Requirement:
Pick out the lines below that contain the string "from" and copy them all.

Entries provided:
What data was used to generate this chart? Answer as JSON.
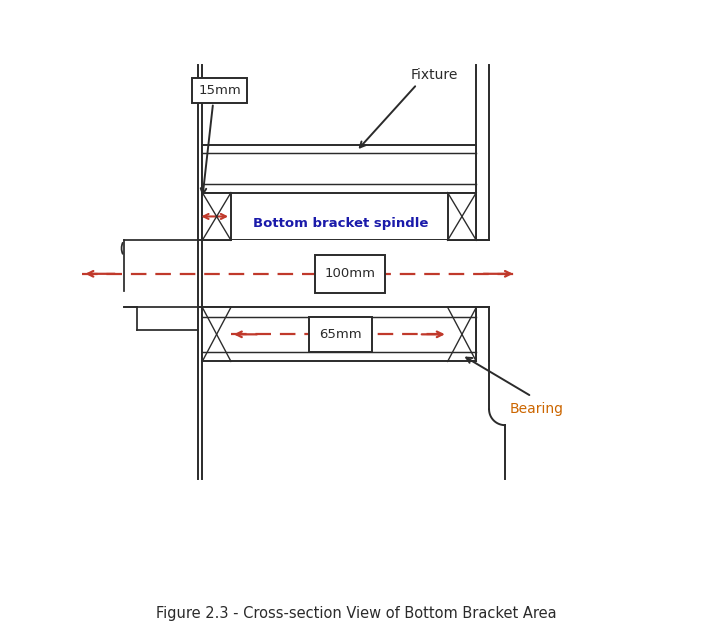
{
  "fig_width": 7.13,
  "fig_height": 6.4,
  "dpi": 100,
  "bg_color": "#ffffff",
  "line_color": "#2b2b2b",
  "red_color": "#c0392b",
  "caption": "Figure 2.3 - Cross-section View of Bottom Bracket Area",
  "caption_fontsize": 10.5,
  "label_15mm": "15mm",
  "label_fixture": "Fixture",
  "label_spindle": "Bottom bracket spindle",
  "label_100mm": "100mm",
  "label_65mm": "65mm",
  "label_bearing": "Bearing",
  "spindle_label_color": "#1a1aaa",
  "dim_100_color": "#000000",
  "dim_65_color": "#000000",
  "bearing_label_color": "#cc6600"
}
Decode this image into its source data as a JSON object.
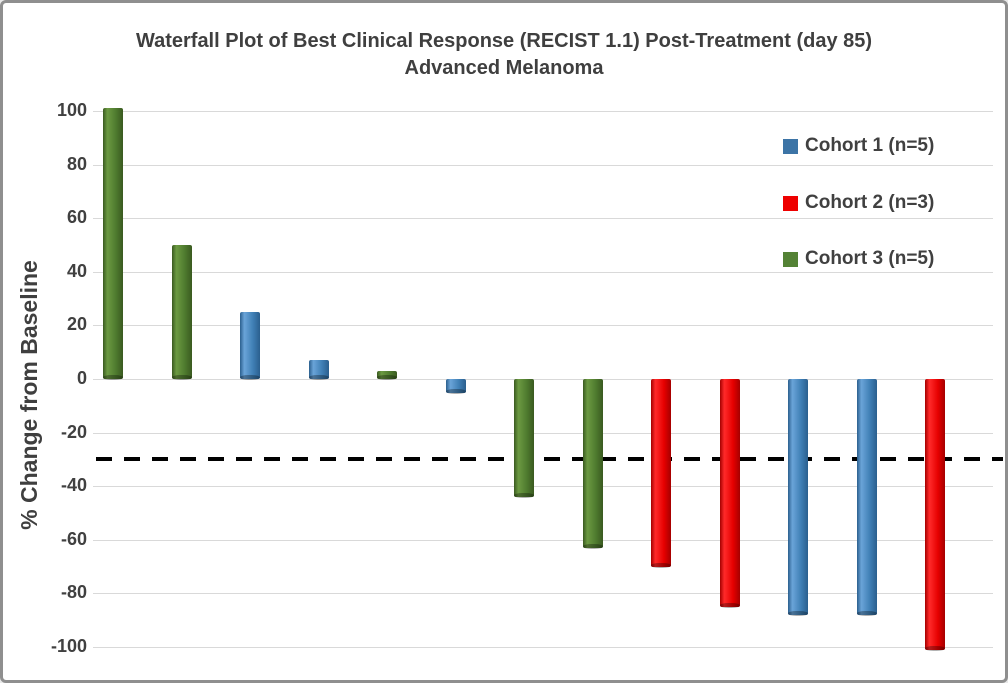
{
  "chart": {
    "title_line1": "Waterfall Plot of Best Clinical Response (RECIST 1.1) Post-Treatment  (day 85)",
    "title_line2": "Advanced Melanoma",
    "y_axis_title": "% Change from Baseline"
  },
  "chart_data": {
    "type": "bar",
    "title": "Waterfall Plot of Best Clinical Response (RECIST 1.1) Post-Treatment (day 85) Advanced Melanoma",
    "xlabel": "",
    "ylabel": "% Change from Baseline",
    "ylim": [
      -100,
      100
    ],
    "y_ticks": [
      100,
      80,
      60,
      40,
      20,
      0,
      -20,
      -40,
      -60,
      -80,
      -100
    ],
    "grid": true,
    "legend_position": "upper right",
    "legend": [
      "Cohort 1 (n=5)",
      "Cohort 2 (n=3)",
      "Cohort 3 (n=5)"
    ],
    "legend_marker_colors": [
      "#3c74a6",
      "#ee0000",
      "#548235"
    ],
    "reference_line": {
      "y": -30,
      "style": "dashed",
      "color": "#000000"
    },
    "colors": {
      "Cohort 1": {
        "base": "#3f7fb5",
        "light": "#6aa4d8",
        "dark": "#2b5f8e"
      },
      "Cohort 2": {
        "base": "#e60000",
        "light": "#ff2a2a",
        "dark": "#a50000"
      },
      "Cohort 3": {
        "base": "#4e7a2e",
        "light": "#6c9a42",
        "dark": "#3a5a20"
      }
    },
    "bars": [
      {
        "cohort": "Cohort 3",
        "value": 100
      },
      {
        "cohort": "Cohort 3",
        "value": 49
      },
      {
        "cohort": "Cohort 1",
        "value": 24
      },
      {
        "cohort": "Cohort 1",
        "value": 6
      },
      {
        "cohort": "Cohort 3",
        "value": 2
      },
      {
        "cohort": "Cohort 1",
        "value": -4
      },
      {
        "cohort": "Cohort 3",
        "value": -43
      },
      {
        "cohort": "Cohort 3",
        "value": -62
      },
      {
        "cohort": "Cohort 2",
        "value": -69
      },
      {
        "cohort": "Cohort 2",
        "value": -84
      },
      {
        "cohort": "Cohort 1",
        "value": -87
      },
      {
        "cohort": "Cohort 1",
        "value": -87
      },
      {
        "cohort": "Cohort 2",
        "value": -100
      }
    ]
  }
}
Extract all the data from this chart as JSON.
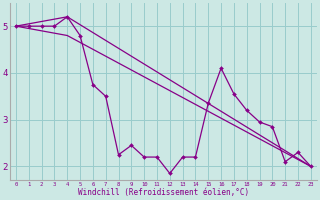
{
  "bg_color": "#cce8e4",
  "line_color": "#880088",
  "grid_color": "#99cccc",
  "spine_color": "#aaaaaa",
  "xlabel": "Windchill (Refroidissement éolien,°C)",
  "xlabel_color": "#880088",
  "ylabel_ticks": [
    2,
    3,
    4,
    5
  ],
  "xlim": [
    -0.5,
    23.5
  ],
  "ylim": [
    1.7,
    5.5
  ],
  "line1_x": [
    0,
    1,
    2,
    3,
    4,
    5,
    6,
    7,
    8,
    9,
    10,
    11,
    12,
    13,
    14,
    15,
    16,
    17,
    18,
    19,
    20,
    21,
    22,
    23
  ],
  "line1_y": [
    5.0,
    5.0,
    5.0,
    5.0,
    5.2,
    4.8,
    3.75,
    3.5,
    2.25,
    2.45,
    2.2,
    2.2,
    1.85,
    2.2,
    2.2,
    3.35,
    4.1,
    3.55,
    3.2,
    2.95,
    2.85,
    2.1,
    2.3,
    2.0
  ],
  "line2_x": [
    0,
    4,
    23
  ],
  "line2_y": [
    5.0,
    5.2,
    2.0
  ],
  "line3_x": [
    0,
    4,
    23
  ],
  "line3_y": [
    5.0,
    4.8,
    2.0
  ],
  "xtick_labels": [
    "0",
    "1",
    "2",
    "3",
    "4",
    "5",
    "6",
    "7",
    "8",
    "9",
    "10",
    "11",
    "12",
    "13",
    "14",
    "15",
    "16",
    "17",
    "18",
    "19",
    "20",
    "21",
    "22",
    "23"
  ]
}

Exercise output:
    "y_axis_title": "% Change from Baseline"
    "ylabel": "% Change from Baseline",
Extract all the data from this chart as JSON.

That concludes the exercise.